>> BEGIN INFORMATION SHOWN

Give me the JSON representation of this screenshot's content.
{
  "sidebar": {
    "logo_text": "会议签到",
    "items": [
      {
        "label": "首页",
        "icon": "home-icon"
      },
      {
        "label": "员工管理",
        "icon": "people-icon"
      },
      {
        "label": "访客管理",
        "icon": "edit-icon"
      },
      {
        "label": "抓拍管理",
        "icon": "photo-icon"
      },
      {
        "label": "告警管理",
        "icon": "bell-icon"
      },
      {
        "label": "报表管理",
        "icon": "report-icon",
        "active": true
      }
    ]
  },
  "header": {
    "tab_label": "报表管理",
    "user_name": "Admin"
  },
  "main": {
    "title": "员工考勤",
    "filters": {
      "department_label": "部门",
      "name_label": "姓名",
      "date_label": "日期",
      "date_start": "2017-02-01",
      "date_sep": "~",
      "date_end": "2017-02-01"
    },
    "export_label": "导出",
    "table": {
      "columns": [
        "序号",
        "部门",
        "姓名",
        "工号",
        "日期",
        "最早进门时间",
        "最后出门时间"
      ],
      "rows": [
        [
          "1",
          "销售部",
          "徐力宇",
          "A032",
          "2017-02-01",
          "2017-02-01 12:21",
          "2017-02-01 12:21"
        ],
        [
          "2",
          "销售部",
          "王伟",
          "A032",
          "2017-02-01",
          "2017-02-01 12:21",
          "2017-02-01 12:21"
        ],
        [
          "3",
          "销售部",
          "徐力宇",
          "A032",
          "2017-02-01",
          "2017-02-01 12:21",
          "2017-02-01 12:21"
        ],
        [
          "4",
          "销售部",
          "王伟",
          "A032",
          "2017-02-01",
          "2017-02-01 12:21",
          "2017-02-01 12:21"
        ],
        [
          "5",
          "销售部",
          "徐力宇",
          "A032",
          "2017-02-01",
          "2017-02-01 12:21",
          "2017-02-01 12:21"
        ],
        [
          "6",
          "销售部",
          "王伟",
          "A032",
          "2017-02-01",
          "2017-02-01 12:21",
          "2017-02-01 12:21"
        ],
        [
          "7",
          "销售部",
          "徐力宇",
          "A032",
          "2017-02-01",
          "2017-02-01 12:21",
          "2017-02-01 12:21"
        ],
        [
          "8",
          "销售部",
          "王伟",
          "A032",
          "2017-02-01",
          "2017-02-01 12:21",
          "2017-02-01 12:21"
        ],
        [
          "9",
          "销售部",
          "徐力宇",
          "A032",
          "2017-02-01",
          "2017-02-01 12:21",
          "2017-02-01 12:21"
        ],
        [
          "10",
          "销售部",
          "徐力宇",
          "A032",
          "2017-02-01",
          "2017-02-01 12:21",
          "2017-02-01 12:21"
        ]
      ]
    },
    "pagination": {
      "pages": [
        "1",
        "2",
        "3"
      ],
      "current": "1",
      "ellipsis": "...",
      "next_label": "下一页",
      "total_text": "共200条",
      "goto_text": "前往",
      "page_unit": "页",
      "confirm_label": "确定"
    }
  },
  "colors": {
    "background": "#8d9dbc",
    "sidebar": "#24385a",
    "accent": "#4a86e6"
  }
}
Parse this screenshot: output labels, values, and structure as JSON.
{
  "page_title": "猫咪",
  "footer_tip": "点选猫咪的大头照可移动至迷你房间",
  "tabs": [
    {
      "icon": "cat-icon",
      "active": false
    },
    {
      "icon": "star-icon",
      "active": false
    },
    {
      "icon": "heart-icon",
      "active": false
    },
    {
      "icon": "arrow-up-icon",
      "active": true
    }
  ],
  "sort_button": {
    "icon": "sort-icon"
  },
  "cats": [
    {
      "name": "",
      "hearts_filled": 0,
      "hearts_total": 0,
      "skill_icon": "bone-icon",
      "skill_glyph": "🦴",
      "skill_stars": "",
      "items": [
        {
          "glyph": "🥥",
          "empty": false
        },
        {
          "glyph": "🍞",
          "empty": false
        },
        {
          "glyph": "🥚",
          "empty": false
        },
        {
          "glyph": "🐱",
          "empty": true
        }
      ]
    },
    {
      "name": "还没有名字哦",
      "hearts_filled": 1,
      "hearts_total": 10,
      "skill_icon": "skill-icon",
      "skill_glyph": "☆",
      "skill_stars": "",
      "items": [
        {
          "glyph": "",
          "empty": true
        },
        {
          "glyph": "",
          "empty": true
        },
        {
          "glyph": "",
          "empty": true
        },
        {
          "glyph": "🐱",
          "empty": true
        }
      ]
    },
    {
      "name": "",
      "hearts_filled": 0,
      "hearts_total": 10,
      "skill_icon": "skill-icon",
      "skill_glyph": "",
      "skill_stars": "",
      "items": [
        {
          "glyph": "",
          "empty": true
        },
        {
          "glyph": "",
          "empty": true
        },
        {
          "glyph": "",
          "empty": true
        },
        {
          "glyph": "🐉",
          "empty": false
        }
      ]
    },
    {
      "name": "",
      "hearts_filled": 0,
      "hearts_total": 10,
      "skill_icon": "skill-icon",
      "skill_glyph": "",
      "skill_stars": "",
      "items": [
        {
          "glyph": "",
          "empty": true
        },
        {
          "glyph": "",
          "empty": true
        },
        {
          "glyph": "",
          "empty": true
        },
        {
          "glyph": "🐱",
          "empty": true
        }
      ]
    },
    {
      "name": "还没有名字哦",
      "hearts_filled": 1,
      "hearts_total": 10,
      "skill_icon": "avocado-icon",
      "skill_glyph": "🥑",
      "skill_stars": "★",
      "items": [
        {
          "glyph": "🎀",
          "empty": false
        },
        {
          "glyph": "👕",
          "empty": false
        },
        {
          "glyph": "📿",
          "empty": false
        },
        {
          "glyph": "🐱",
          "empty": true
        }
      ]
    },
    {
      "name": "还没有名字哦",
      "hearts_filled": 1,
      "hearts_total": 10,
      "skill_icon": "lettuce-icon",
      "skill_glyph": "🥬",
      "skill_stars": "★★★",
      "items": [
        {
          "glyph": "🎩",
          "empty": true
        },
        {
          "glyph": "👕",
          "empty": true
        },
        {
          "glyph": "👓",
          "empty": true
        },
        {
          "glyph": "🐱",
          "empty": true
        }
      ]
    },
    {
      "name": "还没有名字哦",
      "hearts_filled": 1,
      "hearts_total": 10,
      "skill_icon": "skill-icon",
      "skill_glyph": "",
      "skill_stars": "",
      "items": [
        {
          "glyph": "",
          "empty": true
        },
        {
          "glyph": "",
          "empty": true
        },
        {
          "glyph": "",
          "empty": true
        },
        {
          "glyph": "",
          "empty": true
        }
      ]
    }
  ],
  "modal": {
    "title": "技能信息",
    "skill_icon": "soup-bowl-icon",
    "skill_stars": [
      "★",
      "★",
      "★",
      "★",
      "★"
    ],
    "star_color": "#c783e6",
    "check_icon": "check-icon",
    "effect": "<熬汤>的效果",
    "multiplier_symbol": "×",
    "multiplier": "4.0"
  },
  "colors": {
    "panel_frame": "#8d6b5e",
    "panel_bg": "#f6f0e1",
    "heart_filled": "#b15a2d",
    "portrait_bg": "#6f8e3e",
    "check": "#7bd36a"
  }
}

>> END INFORMATION SHOWN

Return all of the data word for word.

Give me the JSON representation of this screenshot's content.
{
  "sidebar": {
    "logo_text": "会议签到",
    "items": [
      {
        "label": "首页",
        "icon": "home-icon"
      },
      {
        "label": "员工管理",
        "icon": "people-icon"
      },
      {
        "label": "访客管理",
        "icon": "edit-icon"
      },
      {
        "label": "抓拍管理",
        "icon": "photo-icon"
      },
      {
        "label": "告警管理",
        "icon": "bell-icon"
      },
      {
        "label": "报表管理",
        "icon": "report-icon",
        "active": true
      }
    ]
  },
  "header": {
    "tab_label": "报表管理",
    "user_name": "Admin"
  },
  "main": {
    "title": "员工考勤",
    "filters": {
      "department_label": "部门",
      "name_label": "姓名",
      "date_label": "日期",
      "date_start": "2017-02-01",
      "date_sep": "~",
      "date_end": "2017-02-01"
    },
    "export_label": "导出",
    "table": {
      "columns": [
        "序号",
        "部门",
        "姓名",
        "工号",
        "日期",
        "最早进门时间",
        "最后出门时间"
      ],
      "rows": [
        [
          "1",
          "销售部",
          "徐力宇",
          "A032",
          "2017-02-01",
          "2017-02-01 12:21",
          "2017-02-01 12:21"
        ],
        [
          "2",
          "销售部",
          "王伟",
          "A032",
          "2017-02-01",
          "2017-02-01 12:21",
          "2017-02-01 12:21"
        ],
        [
          "3",
          "销售部",
          "徐力宇",
          "A032",
          "2017-02-01",
          "2017-02-01 12:21",
          "2017-02-01 12:21"
        ],
        [
          "4",
          "销售部",
          "王伟",
          "A032",
          "2017-02-01",
          "2017-02-01 12:21",
          "2017-02-01 12:21"
        ],
        [
          "5",
          "销售部",
          "徐力宇",
          "A032",
          "2017-02-01",
          "2017-02-01 12:21",
          "2017-02-01 12:21"
        ],
        [
          "6",
          "销售部",
          "王伟",
          "A032",
          "2017-02-01",
          "2017-02-01 12:21",
          "2017-02-01 12:21"
        ],
        [
          "7",
          "销售部",
          "徐力宇",
          "A032",
          "2017-02-01",
          "2017-02-01 12:21",
          "2017-02-01 12:21"
        ],
        [
          "8",
          "销售部",
          "王伟",
          "A032",
          "2017-02-01",
          "2017-02-01 12:21",
          "2017-02-01 12:21"
        ],
        [
          "9",
          "销售部",
          "徐力宇",
          "A032",
          "2017-02-01",
          "2017-02-01 12:21",
          "2017-02-01 12:21"
        ],
        [
          "10",
          "销售部",
          "徐力宇",
          "A032",
          "2017-02-01",
          "2017-02-01 12:21",
          "2017-02-01 12:21"
        ]
      ]
    },
    "pagination": {
      "pages": [
        "1",
        "2",
        "3"
      ],
      "current": "1",
      "ellipsis": "...",
      "next_label": "下一页",
      "total_text": "共200条",
      "goto_text": "前往",
      "page_unit": "页",
      "confirm_label": "确定"
    }
  },
  "colors": {
    "background": "#8d9dbc",
    "sidebar": "#24385a",
    "accent": "#4a86e6"
  }
}
Parse this screenshot: output labels, values, and structure as JSON.
{
  "page_title": "猫咪",
  "footer_tip": "点选猫咪的大头照可移动至迷你房间",
  "tabs": [
    {
      "icon": "cat-icon",
      "active": false
    },
    {
      "icon": "star-icon",
      "active": false
    },
    {
      "icon": "heart-icon",
      "active": false
    },
    {
      "icon": "arrow-up-icon",
      "active": true
    }
  ],
  "sort_button": {
    "icon": "sort-icon"
  },
  "cats": [
    {
      "name": "",
      "hearts_filled": 0,
      "hearts_total": 0,
      "skill_icon": "bone-icon",
      "skill_glyph": "🦴",
      "skill_stars": "",
      "items": [
        {
          "glyph": "🥥",
          "empty": false
        },
        {
          "glyph": "🍞",
          "empty": false
        },
        {
          "glyph": "🥚",
          "empty": false
        },
        {
          "glyph": "🐱",
          "empty": true
        }
      ]
    },
    {
      "name": "还没有名字哦",
      "hearts_filled": 1,
      "hearts_total": 10,
      "skill_icon": "skill-icon",
      "skill_glyph": "☆",
      "skill_stars": "",
      "items": [
        {
          "glyph": "",
          "empty": true
        },
        {
          "glyph": "",
          "empty": true
        },
        {
          "glyph": "",
          "empty": true
        },
        {
          "glyph": "🐱",
          "empty": true
        }
      ]
    },
    {
      "name": "",
      "hearts_filled": 0,
      "hearts_total": 10,
      "skill_icon": "skill-icon",
      "skill_glyph": "",
      "skill_stars": "",
      "items": [
        {
          "glyph": "",
          "empty": true
        },
        {
          "glyph": "",
          "empty": true
        },
        {
          "glyph": "",
          "empty": true
        },
        {
          "glyph": "🐉",
          "empty": false
        }
      ]
    },
    {
      "name": "",
      "hearts_filled": 0,
      "hearts_total": 10,
      "skill_icon": "skill-icon",
      "skill_glyph": "",
      "skill_stars": "",
      "items": [
        {
          "glyph": "",
          "empty": true
        },
        {
          "glyph": "",
          "empty": true
        },
        {
          "glyph": "",
          "empty": true
        },
        {
          "glyph": "🐱",
          "empty": true
        }
      ]
    },
    {
      "name": "还没有名字哦",
      "hearts_filled": 1,
      "hearts_total": 10,
      "skill_icon": "avocado-icon",
      "skill_glyph": "🥑",
      "skill_stars": "★",
      "items": [
        {
          "glyph": "🎀",
          "empty": false
        },
        {
          "glyph": "👕",
          "empty": false
        },
        {
          "glyph": "📿",
          "empty": false
        },
        {
          "glyph": "🐱",
          "empty": true
        }
      ]
    },
    {
      "name": "还没有名字哦",
      "hearts_filled": 1,
      "hearts_total": 10,
      "skill_icon": "lettuce-icon",
      "skill_glyph": "🥬",
      "skill_stars": "★★★",
      "items": [
        {
          "glyph": "🎩",
          "empty": true
        },
        {
          "glyph": "👕",
          "empty": true
        },
        {
          "glyph": "👓",
          "empty": true
        },
        {
          "glyph": "🐱",
          "empty": true
        }
      ]
    },
    {
      "name": "还没有名字哦",
      "hearts_filled": 1,
      "hearts_total": 10,
      "skill_icon": "skill-icon",
      "skill_glyph": "",
      "skill_stars": "",
      "items": [
        {
          "glyph": "",
          "empty": true
        },
        {
          "glyph": "",
          "empty": true
        },
        {
          "glyph": "",
          "empty": true
        },
        {
          "glyph": "",
          "empty": true
        }
      ]
    }
  ],
  "modal": {
    "title": "技能信息",
    "skill_icon": "soup-bowl-icon",
    "skill_stars": [
      "★",
      "★",
      "★",
      "★",
      "★"
    ],
    "star_color": "#c783e6",
    "check_icon": "check-icon",
    "effect": "<熬汤>的效果",
    "multiplier_symbol": "×",
    "multiplier": "4.0"
  },
  "colors": {
    "panel_frame": "#8d6b5e",
    "panel_bg": "#f6f0e1",
    "heart_filled": "#b15a2d",
    "portrait_bg": "#6f8e3e",
    "check": "#7bd36a"
  }
}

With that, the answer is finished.